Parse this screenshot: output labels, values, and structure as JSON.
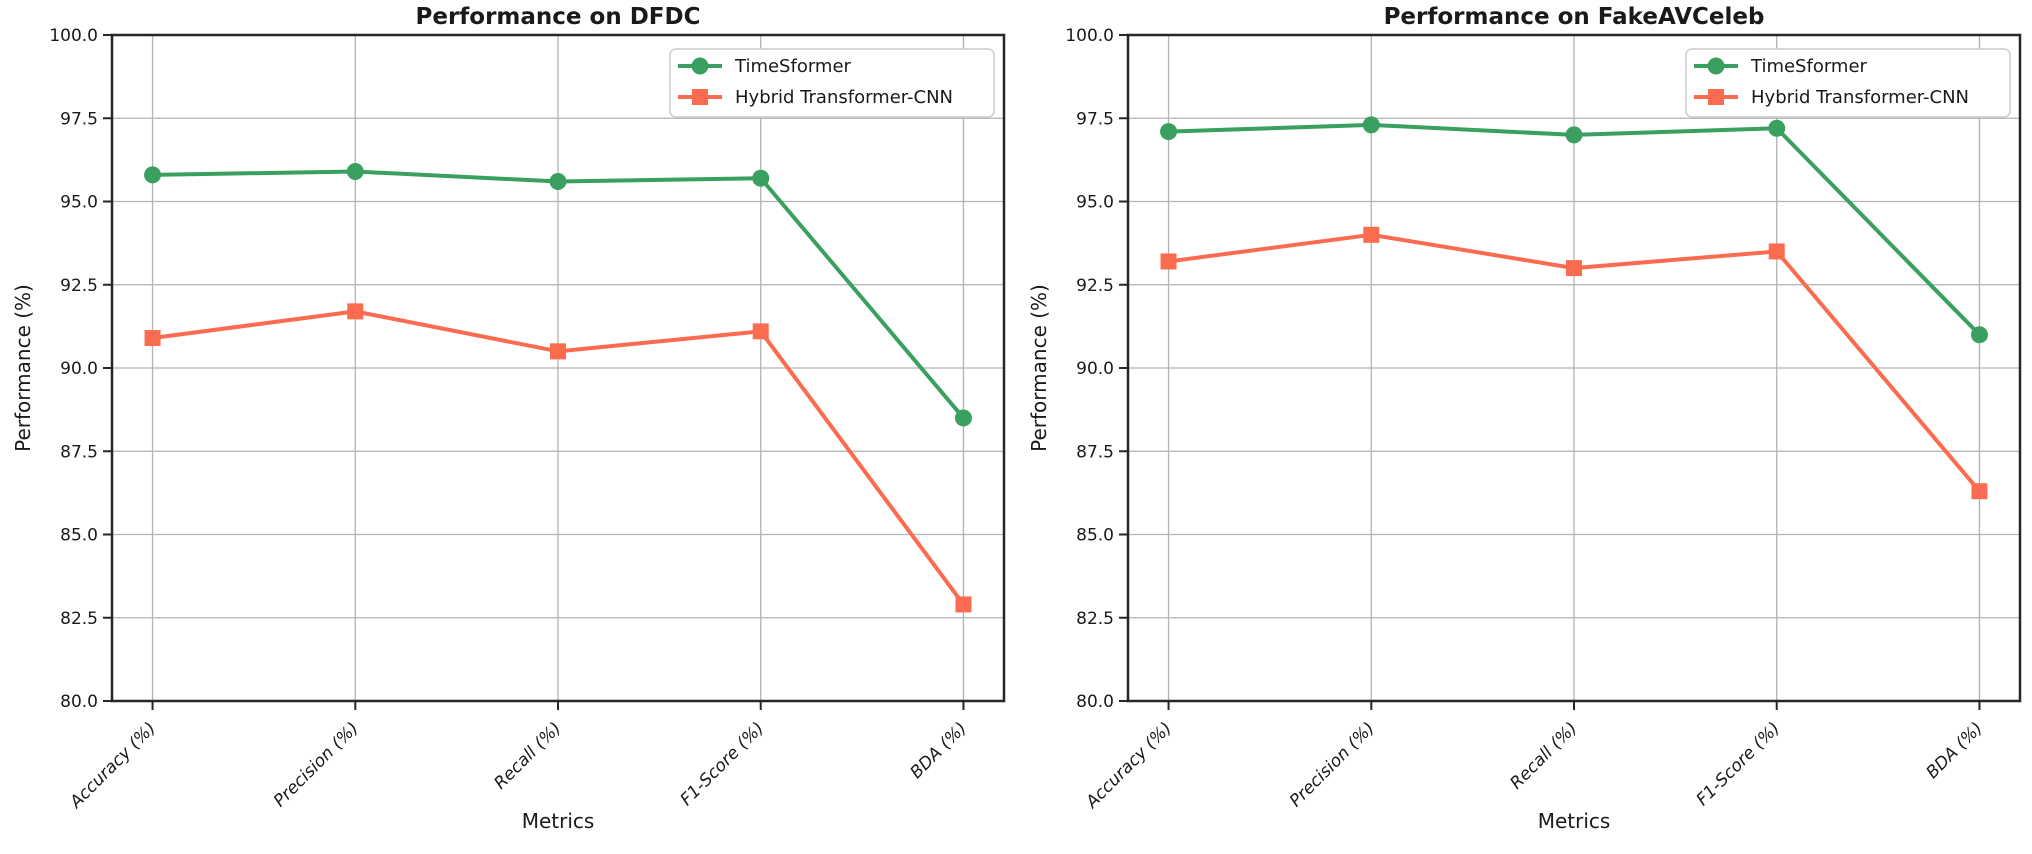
{
  "figure": {
    "background": "#ffffff",
    "grid_color": "#b3b3b3",
    "spine_color": "#262626",
    "text_color": "#1a1a1a",
    "legend_border_color": "#cccccc",
    "legend_background": "#ffffff"
  },
  "chart_data": [
    {
      "id": "dfdc",
      "type": "line",
      "title": "Performance on DFDC",
      "xlabel": "Metrics",
      "ylabel": "Performance (%)",
      "ylim": [
        80.0,
        100.0
      ],
      "ytick_step": 2.5,
      "yticks": [
        "80.0",
        "82.5",
        "85.0",
        "87.5",
        "90.0",
        "92.5",
        "95.0",
        "97.5",
        "100.0"
      ],
      "grid": true,
      "legend_position": "upper right",
      "categories": [
        "Accuracy (%)",
        "Precision (%)",
        "Recall (%)",
        "F1-Score (%)",
        "BDA (%)"
      ],
      "series": [
        {
          "name": "TimeSformer",
          "color": "#3aa05f",
          "marker": "circle",
          "values": [
            95.8,
            95.9,
            95.6,
            95.7,
            88.5
          ]
        },
        {
          "name": "Hybrid Transformer-CNN",
          "color": "#fb6b4f",
          "marker": "square",
          "values": [
            90.9,
            91.7,
            90.5,
            91.1,
            82.9
          ]
        }
      ]
    },
    {
      "id": "fakeavceleb",
      "type": "line",
      "title": "Performance on FakeAVCeleb",
      "xlabel": "Metrics",
      "ylabel": "Performance (%)",
      "ylim": [
        80.0,
        100.0
      ],
      "ytick_step": 2.5,
      "yticks": [
        "80.0",
        "82.5",
        "85.0",
        "87.5",
        "90.0",
        "92.5",
        "95.0",
        "97.5",
        "100.0"
      ],
      "grid": true,
      "legend_position": "upper right",
      "categories": [
        "Accuracy (%)",
        "Precision (%)",
        "Recall (%)",
        "F1-Score (%)",
        "BDA (%)"
      ],
      "series": [
        {
          "name": "TimeSformer",
          "color": "#3aa05f",
          "marker": "circle",
          "values": [
            97.1,
            97.3,
            97.0,
            97.2,
            91.0
          ]
        },
        {
          "name": "Hybrid Transformer-CNN",
          "color": "#fb6b4f",
          "marker": "square",
          "values": [
            93.2,
            94.0,
            93.0,
            93.5,
            86.3
          ]
        }
      ]
    }
  ]
}
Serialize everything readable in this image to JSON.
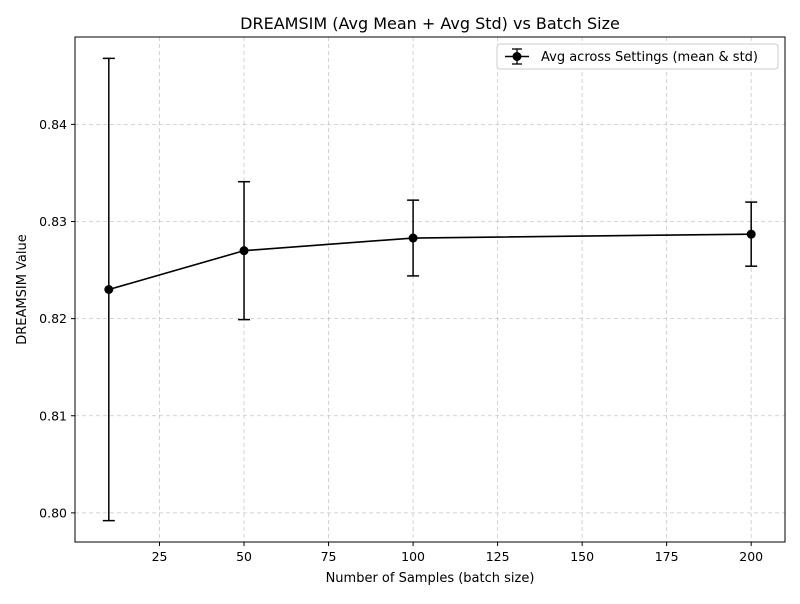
{
  "chart_data": {
    "type": "line",
    "title": "DREAMSIM (Avg Mean + Avg Std) vs Batch Size",
    "xlabel": "Number of Samples (batch size)",
    "ylabel": "DREAMSIM Value",
    "xlim": [
      0,
      210
    ],
    "ylim": [
      0.797,
      0.849
    ],
    "x_ticks": [
      25,
      50,
      75,
      100,
      125,
      150,
      175,
      200
    ],
    "y_ticks": [
      0.8,
      0.81,
      0.82,
      0.83,
      0.84
    ],
    "grid": true,
    "legend_position": "top-right",
    "series": [
      {
        "name": "Avg across Settings (mean & std)",
        "color": "#000000",
        "marker": "circle",
        "x": [
          10,
          50,
          100,
          200
        ],
        "y": [
          0.823,
          0.827,
          0.8283,
          0.8287
        ],
        "error": [
          0.0238,
          0.0071,
          0.0039,
          0.0033
        ]
      }
    ]
  }
}
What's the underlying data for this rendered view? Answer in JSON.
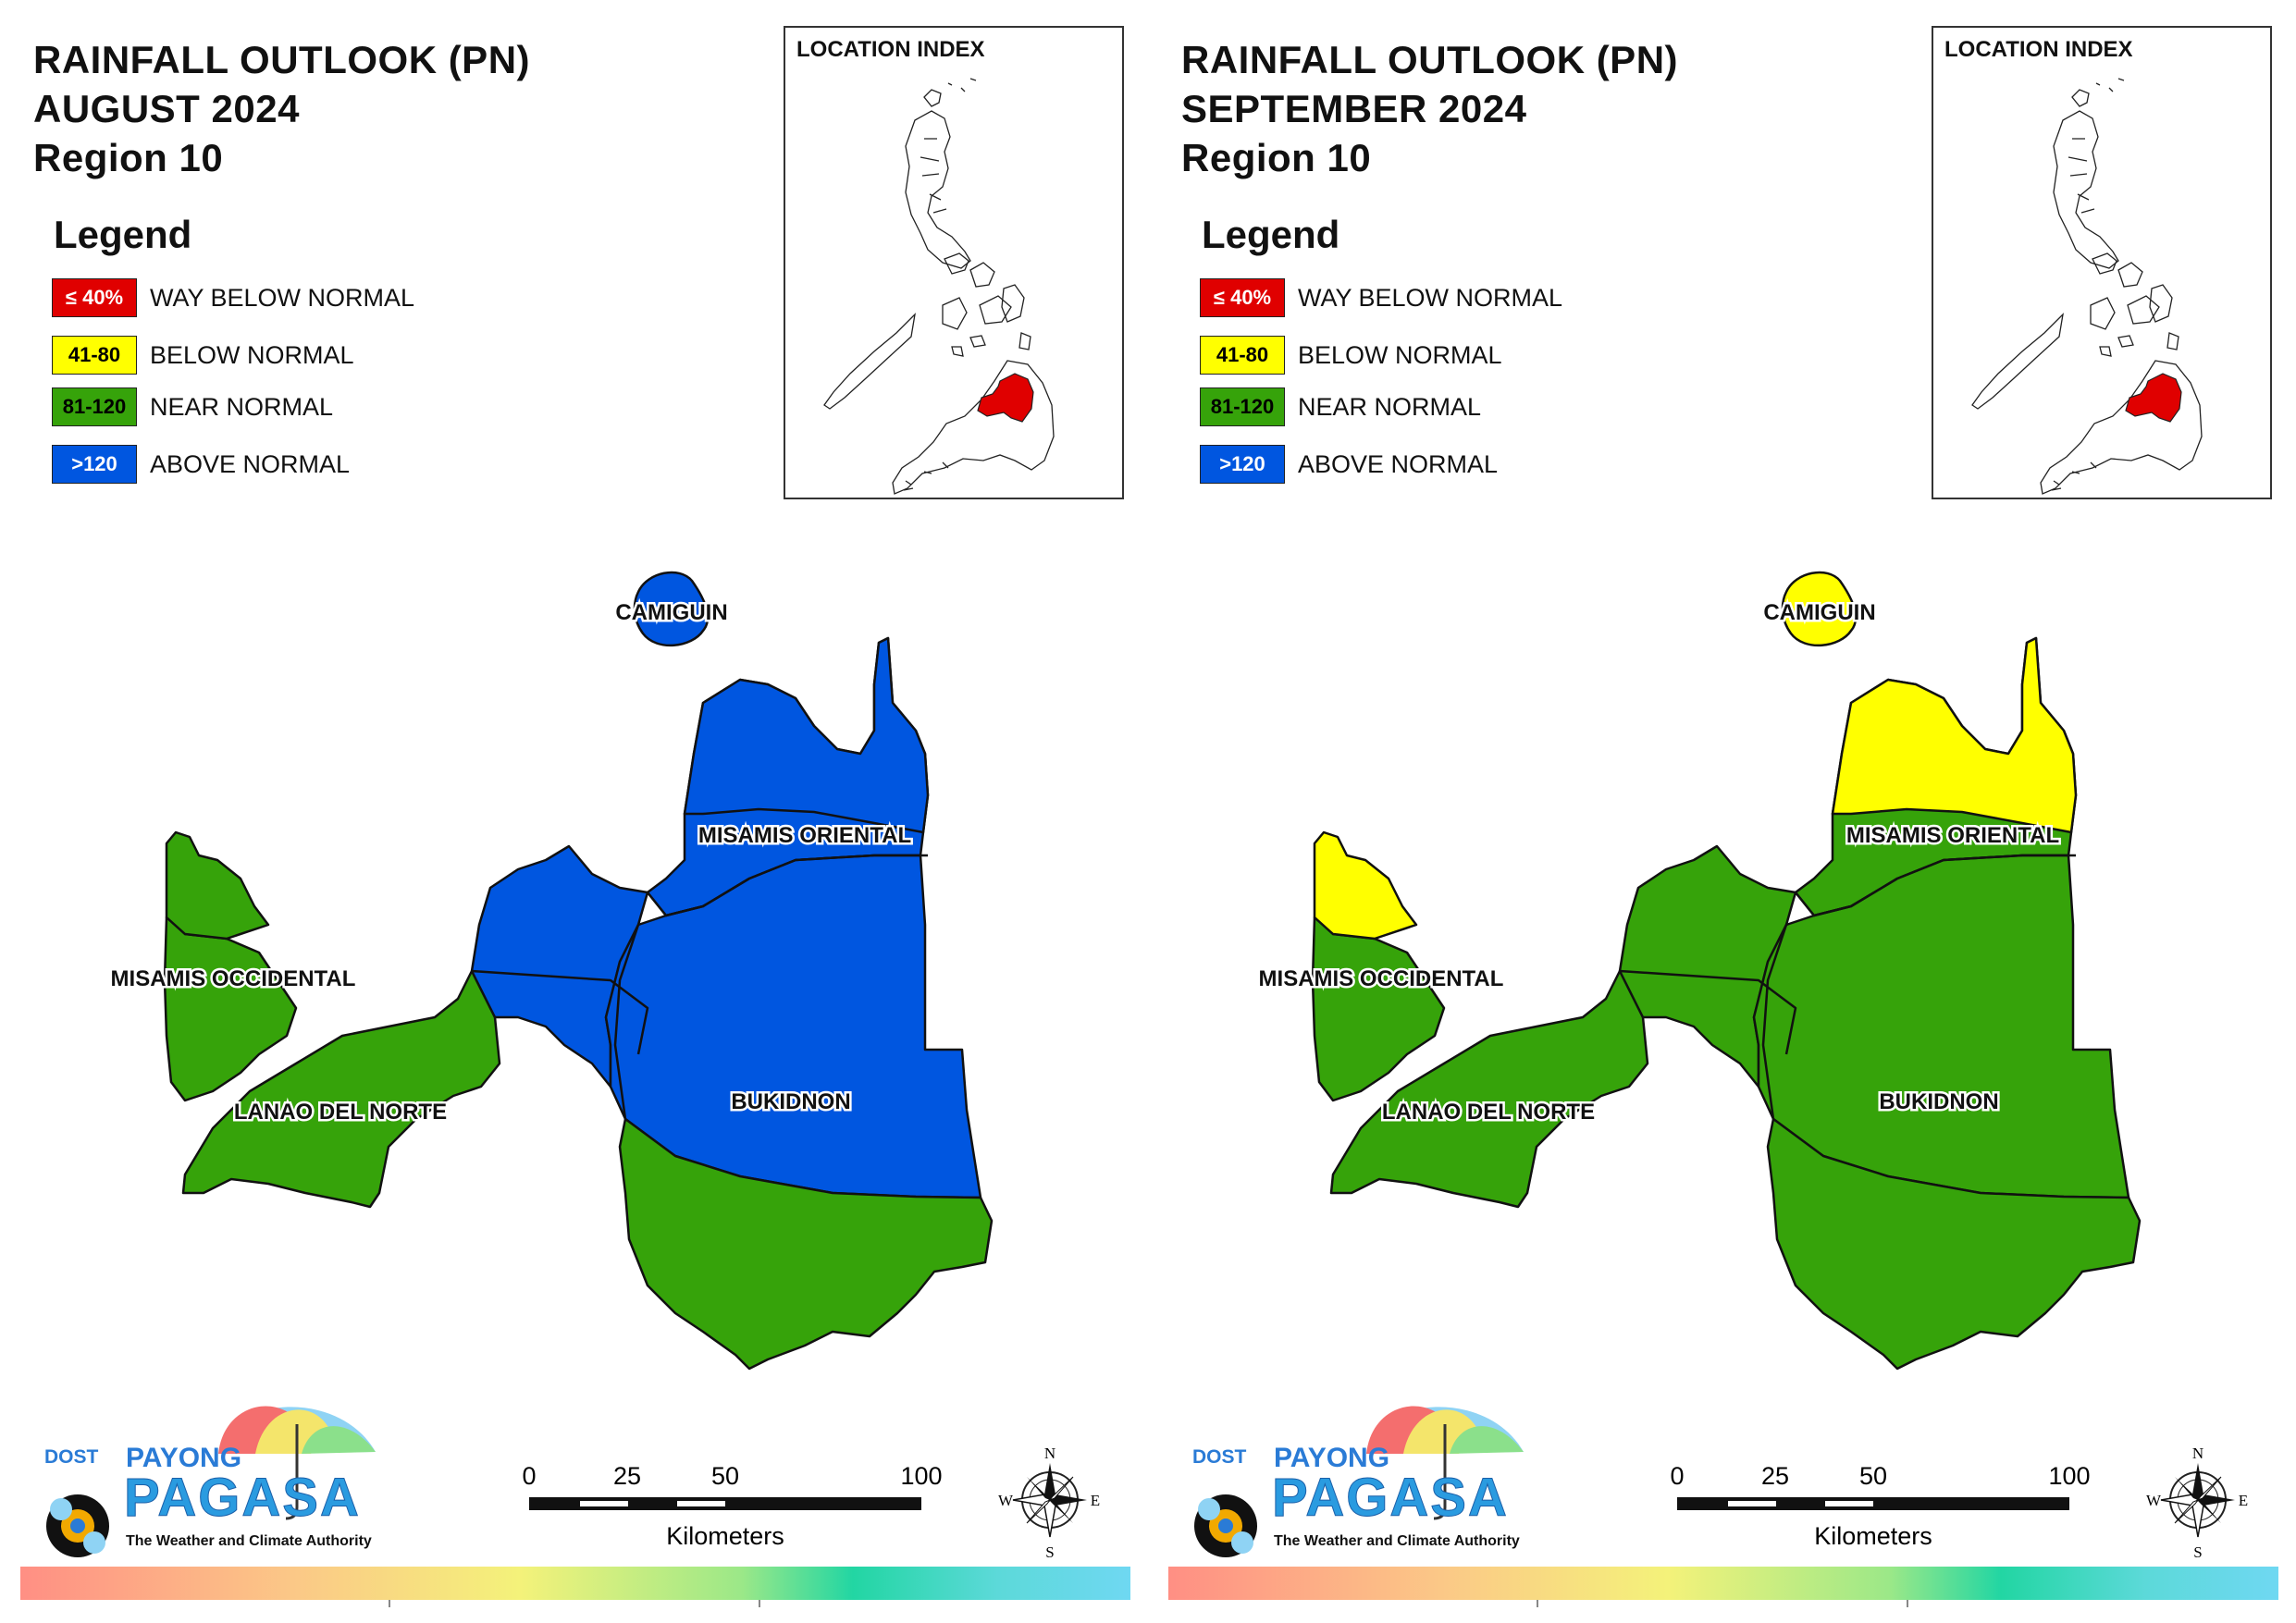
{
  "panels": [
    {
      "title_line1": "RAINFALL OUTLOOK (PN)",
      "title_line2": "AUGUST 2024",
      "title_line3": "Region 10",
      "region_colors": {
        "misamis_occidental": "#36a30a",
        "lanao_del_norte_west": "#36a30a",
        "lanao_del_norte_east": "#0056e0",
        "camiguin": "#0056e0",
        "misamis_oriental": "#0056e0",
        "bukidnon_north": "#0056e0",
        "bukidnon_south": "#36a30a",
        "misamis_occidental_north": "#36a30a",
        "misamis_oriental_north": "#0056e0"
      }
    },
    {
      "title_line1": "RAINFALL OUTLOOK (PN)",
      "title_line2": "SEPTEMBER 2024",
      "title_line3": "Region 10",
      "region_colors": {
        "misamis_occidental": "#36a30a",
        "lanao_del_norte_west": "#36a30a",
        "lanao_del_norte_east": "#36a30a",
        "camiguin": "#ffff00",
        "misamis_oriental": "#36a30a",
        "bukidnon_north": "#36a30a",
        "bukidnon_south": "#36a30a",
        "misamis_occidental_north": "#ffff00",
        "misamis_oriental_north": "#ffff00"
      }
    }
  ],
  "legend": {
    "title": "Legend",
    "items": [
      {
        "swatch": "≤ 40%",
        "label": "WAY BELOW NORMAL",
        "color": "#e00000",
        "text_color": "#ffffff"
      },
      {
        "swatch": "41-80",
        "label": "BELOW NORMAL",
        "color": "#ffff00",
        "text_color": "#000000"
      },
      {
        "swatch": "81-120",
        "label": "NEAR NORMAL",
        "color": "#36a30a",
        "text_color": "#000000"
      },
      {
        "swatch": ">120",
        "label": "ABOVE NORMAL",
        "color": "#0056e0",
        "text_color": "#ffffff"
      }
    ]
  },
  "location_index": {
    "title": "LOCATION INDEX",
    "highlight_color": "#e00000"
  },
  "map_labels": {
    "camiguin": "CAMIGUIN",
    "misamis_oriental": "MISAMIS ORIENTAL",
    "misamis_occidental": "MISAMIS OCCIDENTAL",
    "lanao_del_norte": "LANAO DEL NORTE",
    "bukidnon": "BUKIDNON"
  },
  "scale_bar": {
    "ticks": [
      "0",
      "25",
      "50",
      "100"
    ],
    "unit": "Kilometers"
  },
  "compass": {
    "n": "N",
    "s": "S",
    "e": "E",
    "w": "W"
  },
  "logo": {
    "agency": "DOST",
    "brand_top": "PAYONG",
    "brand_main": "PAGASA",
    "tagline": "The Weather and Climate Authority"
  }
}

*Challenge*. Quote the data above in full and without alteration; skip the pictures.

*Solution to this task*.
Parse this screenshot: output labels, values, and structure as JSON.
{
  "figure": {
    "background": "#ffffff",
    "grid_color": "#b3b3b3",
    "spine_color": "#262626",
    "text_color": "#1a1a1a",
    "legend_border_color": "#cccccc",
    "legend_background": "#ffffff"
  },
  "chart_data": [
    {
      "id": "dfdc",
      "type": "line",
      "title": "Performance on DFDC",
      "xlabel": "Metrics",
      "ylabel": "Performance (%)",
      "ylim": [
        80.0,
        100.0
      ],
      "ytick_step": 2.5,
      "yticks": [
        "80.0",
        "82.5",
        "85.0",
        "87.5",
        "90.0",
        "92.5",
        "95.0",
        "97.5",
        "100.0"
      ],
      "grid": true,
      "legend_position": "upper right",
      "categories": [
        "Accuracy (%)",
        "Precision (%)",
        "Recall (%)",
        "F1-Score (%)",
        "BDA (%)"
      ],
      "series": [
        {
          "name": "TimeSformer",
          "color": "#3aa05f",
          "marker": "circle",
          "values": [
            95.8,
            95.9,
            95.6,
            95.7,
            88.5
          ]
        },
        {
          "name": "Hybrid Transformer-CNN",
          "color": "#fb6b4f",
          "marker": "square",
          "values": [
            90.9,
            91.7,
            90.5,
            91.1,
            82.9
          ]
        }
      ]
    },
    {
      "id": "fakeavceleb",
      "type": "line",
      "title": "Performance on FakeAVCeleb",
      "xlabel": "Metrics",
      "ylabel": "Performance (%)",
      "ylim": [
        80.0,
        100.0
      ],
      "ytick_step": 2.5,
      "yticks": [
        "80.0",
        "82.5",
        "85.0",
        "87.5",
        "90.0",
        "92.5",
        "95.0",
        "97.5",
        "100.0"
      ],
      "grid": true,
      "legend_position": "upper right",
      "categories": [
        "Accuracy (%)",
        "Precision (%)",
        "Recall (%)",
        "F1-Score (%)",
        "BDA (%)"
      ],
      "series": [
        {
          "name": "TimeSformer",
          "color": "#3aa05f",
          "marker": "circle",
          "values": [
            97.1,
            97.3,
            97.0,
            97.2,
            91.0
          ]
        },
        {
          "name": "Hybrid Transformer-CNN",
          "color": "#fb6b4f",
          "marker": "square",
          "values": [
            93.2,
            94.0,
            93.0,
            93.5,
            86.3
          ]
        }
      ]
    }
  ]
}
Serialize everything readable in this image to JSON.
{
  "chart_data": {
    "type": "line",
    "title": "DREAMSIM (Avg Mean + Avg Std) vs Batch Size",
    "xlabel": "Number of Samples (batch size)",
    "ylabel": "DREAMSIM Value",
    "xlim": [
      0,
      210
    ],
    "ylim": [
      0.797,
      0.849
    ],
    "x_ticks": [
      25,
      50,
      75,
      100,
      125,
      150,
      175,
      200
    ],
    "y_ticks": [
      0.8,
      0.81,
      0.82,
      0.83,
      0.84
    ],
    "grid": true,
    "legend_position": "top-right",
    "series": [
      {
        "name": "Avg across Settings (mean & std)",
        "color": "#000000",
        "marker": "circle",
        "x": [
          10,
          50,
          100,
          200
        ],
        "y": [
          0.823,
          0.827,
          0.8283,
          0.8287
        ],
        "error": [
          0.0238,
          0.0071,
          0.0039,
          0.0033
        ]
      }
    ]
  }
}
What's the underlying data for this rendered view? Answer in JSON.
{
  "panels": [
    {
      "title_line1": "RAINFALL OUTLOOK (PN)",
      "title_line2": "AUGUST 2024",
      "title_line3": "Region 10",
      "region_colors": {
        "misamis_occidental": "#36a30a",
        "lanao_del_norte_west": "#36a30a",
        "lanao_del_norte_east": "#0056e0",
        "camiguin": "#0056e0",
        "misamis_oriental": "#0056e0",
        "bukidnon_north": "#0056e0",
        "bukidnon_south": "#36a30a",
        "misamis_occidental_north": "#36a30a",
        "misamis_oriental_north": "#0056e0"
      }
    },
    {
      "title_line1": "RAINFALL OUTLOOK (PN)",
      "title_line2": "SEPTEMBER 2024",
      "title_line3": "Region 10",
      "region_colors": {
        "misamis_occidental": "#36a30a",
        "lanao_del_norte_west": "#36a30a",
        "lanao_del_norte_east": "#36a30a",
        "camiguin": "#ffff00",
        "misamis_oriental": "#36a30a",
        "bukidnon_north": "#36a30a",
        "bukidnon_south": "#36a30a",
        "misamis_occidental_north": "#ffff00",
        "misamis_oriental_north": "#ffff00"
      }
    }
  ],
  "legend": {
    "title": "Legend",
    "items": [
      {
        "swatch": "≤ 40%",
        "label": "WAY BELOW NORMAL",
        "color": "#e00000",
        "text_color": "#ffffff"
      },
      {
        "swatch": "41-80",
        "label": "BELOW NORMAL",
        "color": "#ffff00",
        "text_color": "#000000"
      },
      {
        "swatch": "81-120",
        "label": "NEAR NORMAL",
        "color": "#36a30a",
        "text_color": "#000000"
      },
      {
        "swatch": ">120",
        "label": "ABOVE NORMAL",
        "color": "#0056e0",
        "text_color": "#ffffff"
      }
    ]
  },
  "location_index": {
    "title": "LOCATION INDEX",
    "highlight_color": "#e00000"
  },
  "map_labels": {
    "camiguin": "CAMIGUIN",
    "misamis_oriental": "MISAMIS ORIENTAL",
    "misamis_occidental": "MISAMIS OCCIDENTAL",
    "lanao_del_norte": "LANAO DEL NORTE",
    "bukidnon": "BUKIDNON"
  },
  "scale_bar": {
    "ticks": [
      "0",
      "25",
      "50",
      "100"
    ],
    "unit": "Kilometers"
  },
  "compass": {
    "n": "N",
    "s": "S",
    "e": "E",
    "w": "W"
  },
  "logo": {
    "agency": "DOST",
    "brand_top": "PAYONG",
    "brand_main": "PAGASA",
    "tagline": "The Weather and Climate Authority"
  }
}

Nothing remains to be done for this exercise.